Reproduce the data exactly.

* * * *

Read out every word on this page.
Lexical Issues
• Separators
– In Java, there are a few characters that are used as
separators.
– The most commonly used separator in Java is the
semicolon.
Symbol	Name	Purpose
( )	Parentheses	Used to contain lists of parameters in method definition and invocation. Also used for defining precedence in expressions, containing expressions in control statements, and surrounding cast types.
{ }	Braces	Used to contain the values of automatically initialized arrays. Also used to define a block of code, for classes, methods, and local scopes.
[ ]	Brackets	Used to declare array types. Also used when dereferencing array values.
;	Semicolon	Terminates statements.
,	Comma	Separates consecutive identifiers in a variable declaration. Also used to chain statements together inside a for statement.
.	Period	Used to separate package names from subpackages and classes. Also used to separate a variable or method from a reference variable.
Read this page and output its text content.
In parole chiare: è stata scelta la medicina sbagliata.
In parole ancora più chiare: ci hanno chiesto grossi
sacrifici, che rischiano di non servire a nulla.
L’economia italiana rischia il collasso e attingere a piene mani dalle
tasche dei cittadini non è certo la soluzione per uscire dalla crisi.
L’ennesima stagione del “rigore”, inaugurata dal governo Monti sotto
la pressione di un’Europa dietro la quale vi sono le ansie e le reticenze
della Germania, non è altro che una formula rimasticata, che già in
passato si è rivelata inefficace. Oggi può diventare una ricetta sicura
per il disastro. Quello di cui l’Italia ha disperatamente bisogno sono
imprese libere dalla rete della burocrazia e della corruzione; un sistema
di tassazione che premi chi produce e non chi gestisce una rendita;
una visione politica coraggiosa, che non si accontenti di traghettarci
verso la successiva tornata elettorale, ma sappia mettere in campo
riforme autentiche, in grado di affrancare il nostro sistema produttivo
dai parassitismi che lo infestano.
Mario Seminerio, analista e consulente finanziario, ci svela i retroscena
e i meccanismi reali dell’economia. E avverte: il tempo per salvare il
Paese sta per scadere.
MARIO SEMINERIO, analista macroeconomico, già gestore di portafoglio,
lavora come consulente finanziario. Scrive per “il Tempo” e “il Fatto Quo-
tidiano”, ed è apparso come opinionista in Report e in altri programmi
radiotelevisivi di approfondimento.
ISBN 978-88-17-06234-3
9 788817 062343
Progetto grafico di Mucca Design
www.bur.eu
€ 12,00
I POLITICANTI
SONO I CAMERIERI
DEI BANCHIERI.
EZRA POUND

* * * *

PROBLEM SOLUTION:
Read out every word on this page.
Lexical Issues
• Separators
– In Java, there are a few characters that are used as
separators.
– The most commonly used separator in Java is the
semicolon.
Symbol	Name	Purpose
( )	Parentheses	Used to contain lists of parameters in method definition and invocation. Also used for defining precedence in expressions, containing expressions in control statements, and surrounding cast types.
{ }	Braces	Used to contain the values of automatically initialized arrays. Also used to define a block of code, for classes, methods, and local scopes.
[ ]	Brackets	Used to declare array types. Also used when dereferencing array values.
;	Semicolon	Terminates statements.
,	Comma	Separates consecutive identifiers in a variable declaration. Also used to chain statements together inside a for statement.
.	Period	Used to separate package names from subpackages and classes. Also used to separate a variable or method from a reference variable.
Read this page and output its text content.
In parole chiare: è stata scelta la medicina sbagliata.
In parole ancora più chiare: ci hanno chiesto grossi
sacrifici, che rischiano di non servire a nulla.
L’economia italiana rischia il collasso e attingere a piene mani dalle
tasche dei cittadini non è certo la soluzione per uscire dalla crisi.
L’ennesima stagione del “rigore”, inaugurata dal governo Monti sotto
la pressione di un’Europa dietro la quale vi sono le ansie e le reticenze
della Germania, non è altro che una formula rimasticata, che già in
passato si è rivelata inefficace. Oggi può diventare una ricetta sicura
per il disastro. Quello di cui l’Italia ha disperatamente bisogno sono
imprese libere dalla rete della burocrazia e della corruzione; un sistema
di tassazione che premi chi produce e non chi gestisce una rendita;
una visione politica coraggiosa, che non si accontenti di traghettarci
verso la successiva tornata elettorale, ma sappia mettere in campo
riforme autentiche, in grado di affrancare il nostro sistema produttivo
dai parassitismi che lo infestano.
Mario Seminerio, analista e consulente finanziario, ci svela i retroscena
e i meccanismi reali dell’economia. E avverte: il tempo per salvare il
Paese sta per scadere.
MARIO SEMINERIO, analista macroeconomico, già gestore di portafoglio,
lavora come consulente finanziario. Scrive per “il Tempo” e “il Fatto Quo-
tidiano”, ed è apparso come opinionista in Report e in altri programmi
radiotelevisivi di approfondimento.
ISBN 978-88-17-06234-3
9 788817 062343
Progetto grafico di Mucca Design
www.bur.eu
€ 12,00
I POLITICANTI
SONO I CAMERIERI
DEI BANCHIERI.
EZRA POUND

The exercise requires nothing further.